**Instructions for the task:**
Below you will find a set of lines. Repeat them all exactly.

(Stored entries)
══════════

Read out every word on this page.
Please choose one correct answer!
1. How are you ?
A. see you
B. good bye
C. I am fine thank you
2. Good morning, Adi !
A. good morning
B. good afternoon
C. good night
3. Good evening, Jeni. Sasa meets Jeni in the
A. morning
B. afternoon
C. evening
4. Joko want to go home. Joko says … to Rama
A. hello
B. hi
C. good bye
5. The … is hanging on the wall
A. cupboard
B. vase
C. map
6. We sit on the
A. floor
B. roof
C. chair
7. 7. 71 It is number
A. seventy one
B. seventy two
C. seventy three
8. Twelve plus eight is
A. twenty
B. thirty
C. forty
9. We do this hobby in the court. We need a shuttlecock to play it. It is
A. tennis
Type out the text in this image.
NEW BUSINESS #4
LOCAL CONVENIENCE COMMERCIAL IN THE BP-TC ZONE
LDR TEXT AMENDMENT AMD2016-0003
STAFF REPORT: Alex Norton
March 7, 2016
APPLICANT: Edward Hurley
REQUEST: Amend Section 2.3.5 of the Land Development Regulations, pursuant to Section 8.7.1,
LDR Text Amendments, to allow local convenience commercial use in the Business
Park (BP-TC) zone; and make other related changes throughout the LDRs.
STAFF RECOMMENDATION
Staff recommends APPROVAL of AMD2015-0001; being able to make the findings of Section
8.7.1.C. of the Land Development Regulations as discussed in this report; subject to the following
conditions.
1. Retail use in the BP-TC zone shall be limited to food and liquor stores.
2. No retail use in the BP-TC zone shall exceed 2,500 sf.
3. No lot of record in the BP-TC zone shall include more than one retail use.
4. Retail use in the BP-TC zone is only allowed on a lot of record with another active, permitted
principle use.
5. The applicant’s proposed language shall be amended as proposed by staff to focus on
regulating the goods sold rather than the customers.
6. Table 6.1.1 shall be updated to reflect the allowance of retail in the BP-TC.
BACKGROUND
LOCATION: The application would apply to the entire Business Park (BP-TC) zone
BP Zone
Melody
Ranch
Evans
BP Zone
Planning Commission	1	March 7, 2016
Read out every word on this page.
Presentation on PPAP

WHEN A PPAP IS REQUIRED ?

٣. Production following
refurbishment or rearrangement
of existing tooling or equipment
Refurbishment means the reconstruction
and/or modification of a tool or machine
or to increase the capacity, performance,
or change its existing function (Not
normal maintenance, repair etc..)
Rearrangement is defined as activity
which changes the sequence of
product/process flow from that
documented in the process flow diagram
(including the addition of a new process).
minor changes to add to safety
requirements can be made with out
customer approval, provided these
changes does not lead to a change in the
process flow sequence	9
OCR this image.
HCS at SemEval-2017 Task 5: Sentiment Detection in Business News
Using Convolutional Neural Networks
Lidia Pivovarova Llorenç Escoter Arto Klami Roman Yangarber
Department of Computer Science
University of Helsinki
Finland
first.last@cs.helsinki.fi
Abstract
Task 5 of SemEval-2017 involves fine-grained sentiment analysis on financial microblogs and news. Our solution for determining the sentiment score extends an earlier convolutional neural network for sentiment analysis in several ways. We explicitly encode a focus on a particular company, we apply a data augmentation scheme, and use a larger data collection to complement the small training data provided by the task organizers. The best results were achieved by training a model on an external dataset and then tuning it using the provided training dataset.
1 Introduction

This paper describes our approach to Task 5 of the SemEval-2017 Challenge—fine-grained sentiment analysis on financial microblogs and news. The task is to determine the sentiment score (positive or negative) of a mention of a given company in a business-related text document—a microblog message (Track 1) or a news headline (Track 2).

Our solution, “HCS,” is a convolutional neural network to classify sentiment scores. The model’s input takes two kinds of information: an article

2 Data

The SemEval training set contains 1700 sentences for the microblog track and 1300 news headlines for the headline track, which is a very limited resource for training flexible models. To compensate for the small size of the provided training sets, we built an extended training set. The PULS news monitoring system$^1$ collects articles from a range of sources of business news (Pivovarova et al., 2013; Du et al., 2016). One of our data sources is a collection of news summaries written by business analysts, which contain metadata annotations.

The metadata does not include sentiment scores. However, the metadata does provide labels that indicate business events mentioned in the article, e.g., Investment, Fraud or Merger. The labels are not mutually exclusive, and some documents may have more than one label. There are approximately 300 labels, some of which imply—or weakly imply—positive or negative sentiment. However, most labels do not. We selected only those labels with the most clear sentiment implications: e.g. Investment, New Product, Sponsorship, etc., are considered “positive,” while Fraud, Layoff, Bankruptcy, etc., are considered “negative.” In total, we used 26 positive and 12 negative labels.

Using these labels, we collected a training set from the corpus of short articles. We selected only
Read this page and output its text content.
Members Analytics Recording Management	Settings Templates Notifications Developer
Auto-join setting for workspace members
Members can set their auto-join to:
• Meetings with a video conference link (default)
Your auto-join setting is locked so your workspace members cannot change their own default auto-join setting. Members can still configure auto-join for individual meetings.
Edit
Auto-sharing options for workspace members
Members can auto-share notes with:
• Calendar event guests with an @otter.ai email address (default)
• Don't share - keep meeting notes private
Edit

══════════

**Answer for the task:**
Read out every word on this page.
Please choose one correct answer!
1. How are you ?
A. see you
B. good bye
C. I am fine thank you
2. Good morning, Adi !
A. good morning
B. good afternoon
C. good night
3. Good evening, Jeni. Sasa meets Jeni in the
A. morning
B. afternoon
C. evening
4. Joko want to go home. Joko says … to Rama
A. hello
B. hi
C. good bye
5. The … is hanging on the wall
A. cupboard
B. vase
C. map
6. We sit on the
A. floor
B. roof
C. chair
7. 7. 71 It is number
A. seventy one
B. seventy two
C. seventy three
8. Twelve plus eight is
A. twenty
B. thirty
C. forty
9. We do this hobby in the court. We need a shuttlecock to play it. It is
A. tennis
Type out the text in this image.
NEW BUSINESS #4
LOCAL CONVENIENCE COMMERCIAL IN THE BP-TC ZONE
LDR TEXT AMENDMENT AMD2016-0003
STAFF REPORT: Alex Norton
March 7, 2016
APPLICANT: Edward Hurley
REQUEST: Amend Section 2.3.5 of the Land Development Regulations, pursuant to Section 8.7.1,
LDR Text Amendments, to allow local convenience commercial use in the Business
Park (BP-TC) zone; and make other related changes throughout the LDRs.
STAFF RECOMMENDATION
Staff recommends APPROVAL of AMD2015-0001; being able to make the findings of Section
8.7.1.C. of the Land Development Regulations as discussed in this report; subject to the following
conditions.
1. Retail use in the BP-TC zone shall be limited to food and liquor stores.
2. No retail use in the BP-TC zone shall exceed 2,500 sf.
3. No lot of record in the BP-TC zone shall include more than one retail use.
4. Retail use in the BP-TC zone is only allowed on a lot of record with another active, permitted
principle use.
5. The applicant’s proposed language shall be amended as proposed by staff to focus on
regulating the goods sold rather than the customers.
6. Table 6.1.1 shall be updated to reflect the allowance of retail in the BP-TC.
BACKGROUND
LOCATION: The application would apply to the entire Business Park (BP-TC) zone
BP Zone
Melody
Ranch
Evans
BP Zone
Planning Commission	1	March 7, 2016
Read out every word on this page.
Presentation on PPAP

WHEN A PPAP IS REQUIRED ?

٣. Production following
refurbishment or rearrangement
of existing tooling or equipment
Refurbishment means the reconstruction
and/or modification of a tool or machine
or to increase the capacity, performance,
or change its existing function (Not
normal maintenance, repair etc..)
Rearrangement is defined as activity
which changes the sequence of
product/process flow from that
documented in the process flow diagram
(including the addition of a new process).
minor changes to add to safety
requirements can be made with out
customer approval, provided these
changes does not lead to a change in the
process flow sequence	9
OCR this image.
HCS at SemEval-2017 Task 5: Sentiment Detection in Business News
Using Convolutional Neural Networks
Lidia Pivovarova Llorenç Escoter Arto Klami Roman Yangarber
Department of Computer Science
University of Helsinki
Finland
first.last@cs.helsinki.fi
Abstract
Task 5 of SemEval-2017 involves fine-grained sentiment analysis on financial microblogs and news. Our solution for determining the sentiment score extends an earlier convolutional neural network for sentiment analysis in several ways. We explicitly encode a focus on a particular company, we apply a data augmentation scheme, and use a larger data collection to complement the small training data provided by the task organizers. The best results were achieved by training a model on an external dataset and then tuning it using the provided training dataset.
1 Introduction

This paper describes our approach to Task 5 of the SemEval-2017 Challenge—fine-grained sentiment analysis on financial microblogs and news. The task is to determine the sentiment score (positive or negative) of a mention of a given company in a business-related text document—a microblog message (Track 1) or a news headline (Track 2).

Our solution, “HCS,” is a convolutional neural network to classify sentiment scores. The model’s input takes two kinds of information: an article

2 Data

The SemEval training set contains 1700 sentences for the microblog track and 1300 news headlines for the headline track, which is a very limited resource for training flexible models. To compensate for the small size of the provided training sets, we built an extended training set. The PULS news monitoring system$^1$ collects articles from a range of sources of business news (Pivovarova et al., 2013; Du et al., 2016). One of our data sources is a collection of news summaries written by business analysts, which contain metadata annotations.

The metadata does not include sentiment scores. However, the metadata does provide labels that indicate business events mentioned in the article, e.g., Investment, Fraud or Merger. The labels are not mutually exclusive, and some documents may have more than one label. There are approximately 300 labels, some of which imply—or weakly imply—positive or negative sentiment. However, most labels do not. We selected only those labels with the most clear sentiment implications: e.g. Investment, New Product, Sponsorship, etc., are considered “positive,” while Fraud, Layoff, Bankruptcy, etc., are considered “negative.” In total, we used 26 positive and 12 negative labels.

Using these labels, we collected a training set from the corpus of short articles. We selected only
Read this page and output its text content.
Members Analytics Recording Management	Settings Templates Notifications Developer
Auto-join setting for workspace members
Members can set their auto-join to:
• Meetings with a video conference link (default)
Your auto-join setting is locked so your workspace members cannot change their own default auto-join setting. Members can still configure auto-join for individual meetings.
Edit
Auto-sharing options for workspace members
Members can auto-share notes with:
• Calendar event guests with an @otter.ai email address (default)
• Don't share - keep meeting notes private
Edit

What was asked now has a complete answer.